— start of Quoted passage —

Movie Review: The Damned

December 29, 2014 by David Dubrow Leave a Comment

The Damned is a mildly entertaining movie that started with an interesting idea and fell promptly into familiar horror film tropes until at the end you didn’t care a lot about what happened to anyone. I’m going to spoil the film, so if you’re really burning to see it and be surprised by its charms, read no further.  I’M WARNING YOU.

  • Family Matters: The screenwriter overcomplicated the family relationships between the characters in a failed attempt to add depth to the story.  Rather than give us something we can hold onto and appreciate, like a father, mother, and child, we have a widower, his fiancee, his adult teenage daughter, his former sister-in-law (the dead wife’s sister), and the former sister-in-law’s colleague who happens to be the adult teenage daughter’s wannabe boyfriend.  There was some strained byplay between these characters, but it never went anywhere.  If you’re going to have tension between characters, you have to give us a side to root for, and this film didn’t.  The characters just weren’t terribly likable.  
  • The Evil That Men Do: The possessing force (the soul of a bruja/witch) can see into your spirit and know what sorts of evils you’ve committed.  From there, she guilts you into feeling worse about them so she can kill you (or force you to kill her so she can possess you.  The rule here is that the witch can only possess the person who’s killed the body she’s in, almost-but-not-quite like like Azazel in Fallen).  It turns out that the people who wind up freeing her just happen to include someone who pulled the plug on his dying wife early (Peter Facinelli) and a guy who uses teenage girls as drug mules, at least one of whom died during the process (Sebastian Martinez).  It seemed too pat, too overt.  I’ve known several pieces of human trash who haven’t killed anyone: they’re just bad people.  I’m sure most of us know some (or are some).  If you want subtlety and complexity, start with human stories we can relate to, not wife murderers and drug dealers.
  • Character Issues: Peter Facinelli was too young-looking for the role.  He did a good job with the material, but he wasn’t convincing as the father of a 19-year-old girl.  The old man was okay, but not menacing enough in the beginning and not tragic enough in his death.  The cop was very good throughout, and his later appearance boosted the film significantly.  I hated to see him go.  The female characters weren’t given enough to do, including the little girl, to make them more than disposable cut-outs.

— end of Quoted passage —

Short problem 1:
Does the review of The Damned support each of these statements: (a) Peter Facinelli was convincing as the father of a 19-year-old girl, (b) the cop's later appearance improved the film, (c) the witch can possess anyone she chooses? For each, answer yes or no and quote the words of the review that decide it.

— start of Dataset entries —

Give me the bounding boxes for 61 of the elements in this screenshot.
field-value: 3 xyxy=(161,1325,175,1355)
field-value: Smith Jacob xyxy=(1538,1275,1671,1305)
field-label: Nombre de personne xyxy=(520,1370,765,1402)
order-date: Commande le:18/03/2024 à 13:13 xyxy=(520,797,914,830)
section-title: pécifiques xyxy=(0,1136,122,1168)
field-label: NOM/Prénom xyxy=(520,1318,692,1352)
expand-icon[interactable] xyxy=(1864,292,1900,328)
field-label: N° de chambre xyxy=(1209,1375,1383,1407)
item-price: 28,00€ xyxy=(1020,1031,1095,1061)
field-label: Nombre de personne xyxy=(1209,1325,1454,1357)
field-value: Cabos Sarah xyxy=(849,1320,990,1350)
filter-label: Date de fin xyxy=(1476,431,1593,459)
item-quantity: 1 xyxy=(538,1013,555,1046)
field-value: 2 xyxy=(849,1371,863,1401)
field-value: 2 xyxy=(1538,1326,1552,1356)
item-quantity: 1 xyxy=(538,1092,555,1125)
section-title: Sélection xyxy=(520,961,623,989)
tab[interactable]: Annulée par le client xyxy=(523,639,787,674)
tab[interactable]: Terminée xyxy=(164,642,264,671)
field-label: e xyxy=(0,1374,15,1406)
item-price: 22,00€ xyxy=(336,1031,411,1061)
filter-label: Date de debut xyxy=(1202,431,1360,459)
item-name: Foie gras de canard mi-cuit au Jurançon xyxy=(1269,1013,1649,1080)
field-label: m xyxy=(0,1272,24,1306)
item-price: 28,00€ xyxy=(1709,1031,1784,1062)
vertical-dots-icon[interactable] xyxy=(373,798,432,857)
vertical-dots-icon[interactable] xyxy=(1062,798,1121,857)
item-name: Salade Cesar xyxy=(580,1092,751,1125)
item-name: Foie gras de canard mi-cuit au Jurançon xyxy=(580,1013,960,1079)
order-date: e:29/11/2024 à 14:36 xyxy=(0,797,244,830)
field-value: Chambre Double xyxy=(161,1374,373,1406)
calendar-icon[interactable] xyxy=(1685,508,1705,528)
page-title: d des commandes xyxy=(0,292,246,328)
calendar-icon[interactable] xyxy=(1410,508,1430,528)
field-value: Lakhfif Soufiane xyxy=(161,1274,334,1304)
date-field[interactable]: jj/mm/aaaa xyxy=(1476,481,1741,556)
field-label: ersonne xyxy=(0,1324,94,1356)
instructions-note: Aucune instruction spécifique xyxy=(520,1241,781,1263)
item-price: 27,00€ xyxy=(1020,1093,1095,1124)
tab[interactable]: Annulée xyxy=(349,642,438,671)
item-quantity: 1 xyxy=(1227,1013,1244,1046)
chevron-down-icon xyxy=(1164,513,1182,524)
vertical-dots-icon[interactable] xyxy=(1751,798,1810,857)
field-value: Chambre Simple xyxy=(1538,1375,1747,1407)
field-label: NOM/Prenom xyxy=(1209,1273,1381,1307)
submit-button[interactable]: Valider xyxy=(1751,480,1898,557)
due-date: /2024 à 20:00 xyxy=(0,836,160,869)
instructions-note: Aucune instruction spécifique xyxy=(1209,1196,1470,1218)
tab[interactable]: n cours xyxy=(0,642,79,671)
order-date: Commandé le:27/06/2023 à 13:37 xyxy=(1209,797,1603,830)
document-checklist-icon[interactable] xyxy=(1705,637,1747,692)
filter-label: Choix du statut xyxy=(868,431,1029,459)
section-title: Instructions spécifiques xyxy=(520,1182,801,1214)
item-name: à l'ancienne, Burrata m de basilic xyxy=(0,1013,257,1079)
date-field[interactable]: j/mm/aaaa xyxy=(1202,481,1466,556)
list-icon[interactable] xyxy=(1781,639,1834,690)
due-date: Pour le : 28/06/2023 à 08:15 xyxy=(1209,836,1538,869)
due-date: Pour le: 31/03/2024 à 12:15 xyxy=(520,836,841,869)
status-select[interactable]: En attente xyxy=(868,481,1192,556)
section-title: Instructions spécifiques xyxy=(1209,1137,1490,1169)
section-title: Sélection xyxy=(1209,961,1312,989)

— end of Dataset entries —

Short problem 2:
Could you echo the records word for word, from their first line up to and including the line with "order-date: Commande le:18/03/2024"?

Final answer 1:
(a) No: "he wasn’t convincing as the father of a 19-year-old girl."
(b) Yes: "his later appearance boosted the film significantly."
(c) No: "the witch can only possess the person who’s killed the body she’s in."

Final answer 2:
Give me the bounding boxes for 61 of the elements in this screenshot.
field-value: 3 xyxy=(161,1325,175,1355)
field-value: Smith Jacob xyxy=(1538,1275,1671,1305)
field-label: Nombre de personne xyxy=(520,1370,765,1402)
order-date: Commande le:18/03/2024 à 13:13 xyxy=(520,797,914,830)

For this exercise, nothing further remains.